THE DATA:
———

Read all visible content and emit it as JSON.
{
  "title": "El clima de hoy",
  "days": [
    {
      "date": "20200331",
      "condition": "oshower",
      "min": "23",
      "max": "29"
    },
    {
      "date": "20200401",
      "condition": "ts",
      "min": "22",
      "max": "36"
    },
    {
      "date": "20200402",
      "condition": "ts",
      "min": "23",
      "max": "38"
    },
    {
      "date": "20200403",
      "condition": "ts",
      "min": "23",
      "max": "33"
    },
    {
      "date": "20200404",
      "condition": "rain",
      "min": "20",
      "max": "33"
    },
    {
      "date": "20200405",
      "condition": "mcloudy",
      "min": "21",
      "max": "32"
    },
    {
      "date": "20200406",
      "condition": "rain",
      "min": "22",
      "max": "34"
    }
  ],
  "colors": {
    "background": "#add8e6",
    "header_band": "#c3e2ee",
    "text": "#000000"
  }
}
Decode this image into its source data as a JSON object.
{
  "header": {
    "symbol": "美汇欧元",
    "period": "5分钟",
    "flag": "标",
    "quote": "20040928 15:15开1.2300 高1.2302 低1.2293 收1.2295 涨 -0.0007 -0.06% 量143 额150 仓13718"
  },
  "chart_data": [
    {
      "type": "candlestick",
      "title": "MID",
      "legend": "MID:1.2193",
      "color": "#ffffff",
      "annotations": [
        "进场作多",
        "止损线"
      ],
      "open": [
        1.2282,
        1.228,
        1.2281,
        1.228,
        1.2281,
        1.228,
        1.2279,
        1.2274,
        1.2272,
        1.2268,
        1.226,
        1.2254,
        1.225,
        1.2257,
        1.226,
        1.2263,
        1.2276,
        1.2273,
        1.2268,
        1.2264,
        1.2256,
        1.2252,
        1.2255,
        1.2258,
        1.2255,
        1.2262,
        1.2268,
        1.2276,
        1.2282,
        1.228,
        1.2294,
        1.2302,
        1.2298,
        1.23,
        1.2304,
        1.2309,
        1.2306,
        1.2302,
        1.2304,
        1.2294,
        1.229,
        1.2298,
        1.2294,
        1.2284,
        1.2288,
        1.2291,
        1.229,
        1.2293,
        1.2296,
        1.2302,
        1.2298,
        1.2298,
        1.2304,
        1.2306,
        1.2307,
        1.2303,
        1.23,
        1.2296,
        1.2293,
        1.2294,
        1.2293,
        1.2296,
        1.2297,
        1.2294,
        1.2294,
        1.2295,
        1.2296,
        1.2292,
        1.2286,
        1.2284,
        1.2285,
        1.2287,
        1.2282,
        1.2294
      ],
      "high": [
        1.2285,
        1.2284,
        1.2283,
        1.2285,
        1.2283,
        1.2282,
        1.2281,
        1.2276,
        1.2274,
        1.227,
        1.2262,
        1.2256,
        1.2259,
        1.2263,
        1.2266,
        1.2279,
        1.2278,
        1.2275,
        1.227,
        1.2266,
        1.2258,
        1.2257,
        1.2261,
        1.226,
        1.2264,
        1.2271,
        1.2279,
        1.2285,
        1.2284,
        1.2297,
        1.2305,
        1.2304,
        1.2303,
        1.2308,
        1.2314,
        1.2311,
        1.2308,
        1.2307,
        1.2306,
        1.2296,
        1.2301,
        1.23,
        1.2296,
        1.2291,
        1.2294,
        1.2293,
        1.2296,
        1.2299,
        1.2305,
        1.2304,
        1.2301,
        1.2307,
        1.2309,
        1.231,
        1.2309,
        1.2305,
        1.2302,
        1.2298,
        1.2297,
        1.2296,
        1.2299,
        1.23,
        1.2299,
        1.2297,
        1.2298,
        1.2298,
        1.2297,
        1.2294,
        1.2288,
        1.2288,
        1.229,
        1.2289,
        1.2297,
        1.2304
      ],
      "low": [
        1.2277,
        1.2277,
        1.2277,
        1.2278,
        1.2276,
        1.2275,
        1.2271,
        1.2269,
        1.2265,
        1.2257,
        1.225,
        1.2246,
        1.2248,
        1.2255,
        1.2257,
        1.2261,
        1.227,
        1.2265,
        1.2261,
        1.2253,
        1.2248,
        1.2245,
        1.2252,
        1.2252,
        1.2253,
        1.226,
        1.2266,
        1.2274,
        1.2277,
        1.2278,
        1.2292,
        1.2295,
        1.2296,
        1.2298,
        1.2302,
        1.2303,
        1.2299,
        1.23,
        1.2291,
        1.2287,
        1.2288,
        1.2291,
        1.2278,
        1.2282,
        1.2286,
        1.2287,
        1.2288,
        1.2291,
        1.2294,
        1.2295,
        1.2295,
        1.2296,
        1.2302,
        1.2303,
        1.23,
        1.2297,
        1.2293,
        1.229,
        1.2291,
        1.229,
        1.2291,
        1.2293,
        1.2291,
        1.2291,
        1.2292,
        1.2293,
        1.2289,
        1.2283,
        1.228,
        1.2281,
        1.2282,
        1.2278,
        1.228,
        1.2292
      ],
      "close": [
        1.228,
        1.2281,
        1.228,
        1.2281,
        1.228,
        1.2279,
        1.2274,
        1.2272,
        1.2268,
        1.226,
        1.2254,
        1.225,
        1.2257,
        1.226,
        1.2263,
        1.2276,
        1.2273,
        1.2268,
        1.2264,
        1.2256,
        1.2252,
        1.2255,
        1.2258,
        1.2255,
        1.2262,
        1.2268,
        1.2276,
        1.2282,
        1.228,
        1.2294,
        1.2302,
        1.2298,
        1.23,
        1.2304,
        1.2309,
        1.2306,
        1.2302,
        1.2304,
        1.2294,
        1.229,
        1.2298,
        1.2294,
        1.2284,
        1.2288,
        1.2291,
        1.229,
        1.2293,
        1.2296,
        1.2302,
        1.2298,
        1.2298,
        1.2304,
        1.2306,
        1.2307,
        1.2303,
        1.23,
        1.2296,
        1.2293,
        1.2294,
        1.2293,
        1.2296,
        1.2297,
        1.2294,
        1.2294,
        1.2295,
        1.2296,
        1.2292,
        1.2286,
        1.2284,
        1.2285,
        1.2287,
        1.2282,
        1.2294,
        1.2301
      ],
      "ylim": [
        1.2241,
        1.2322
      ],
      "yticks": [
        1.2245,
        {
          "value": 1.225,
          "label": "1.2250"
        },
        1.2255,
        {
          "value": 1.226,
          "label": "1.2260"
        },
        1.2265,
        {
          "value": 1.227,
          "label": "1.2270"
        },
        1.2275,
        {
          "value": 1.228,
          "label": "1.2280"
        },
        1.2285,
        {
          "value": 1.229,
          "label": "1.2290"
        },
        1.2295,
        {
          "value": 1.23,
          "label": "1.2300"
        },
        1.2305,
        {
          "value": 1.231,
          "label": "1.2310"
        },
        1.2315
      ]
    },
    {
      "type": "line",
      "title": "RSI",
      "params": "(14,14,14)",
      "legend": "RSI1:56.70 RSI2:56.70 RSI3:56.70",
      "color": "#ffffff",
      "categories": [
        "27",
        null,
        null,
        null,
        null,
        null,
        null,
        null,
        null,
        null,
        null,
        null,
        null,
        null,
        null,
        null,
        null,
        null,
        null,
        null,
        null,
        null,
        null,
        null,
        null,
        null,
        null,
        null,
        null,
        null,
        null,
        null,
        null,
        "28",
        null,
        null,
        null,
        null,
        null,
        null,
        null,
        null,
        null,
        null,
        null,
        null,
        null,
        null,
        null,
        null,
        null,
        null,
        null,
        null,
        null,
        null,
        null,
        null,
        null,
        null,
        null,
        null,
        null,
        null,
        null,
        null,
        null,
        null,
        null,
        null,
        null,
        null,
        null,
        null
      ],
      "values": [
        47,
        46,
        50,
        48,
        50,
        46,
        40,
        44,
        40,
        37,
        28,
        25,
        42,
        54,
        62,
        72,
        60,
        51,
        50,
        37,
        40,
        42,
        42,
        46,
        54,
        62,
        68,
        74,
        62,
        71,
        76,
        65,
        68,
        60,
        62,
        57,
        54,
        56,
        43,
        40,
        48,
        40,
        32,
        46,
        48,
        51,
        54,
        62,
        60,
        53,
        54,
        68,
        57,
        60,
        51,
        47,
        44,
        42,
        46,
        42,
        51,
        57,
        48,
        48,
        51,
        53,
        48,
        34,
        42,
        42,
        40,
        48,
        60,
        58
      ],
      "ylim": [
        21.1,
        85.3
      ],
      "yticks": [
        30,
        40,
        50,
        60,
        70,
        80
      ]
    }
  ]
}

———

WRITTEN INSTRUCTION: Each line above that holds the string "JSON" should be copied and shown.

OUTPUT BELOW:
Read all visible content and emit it as JSON.
Decode this image into its source data as a JSON object.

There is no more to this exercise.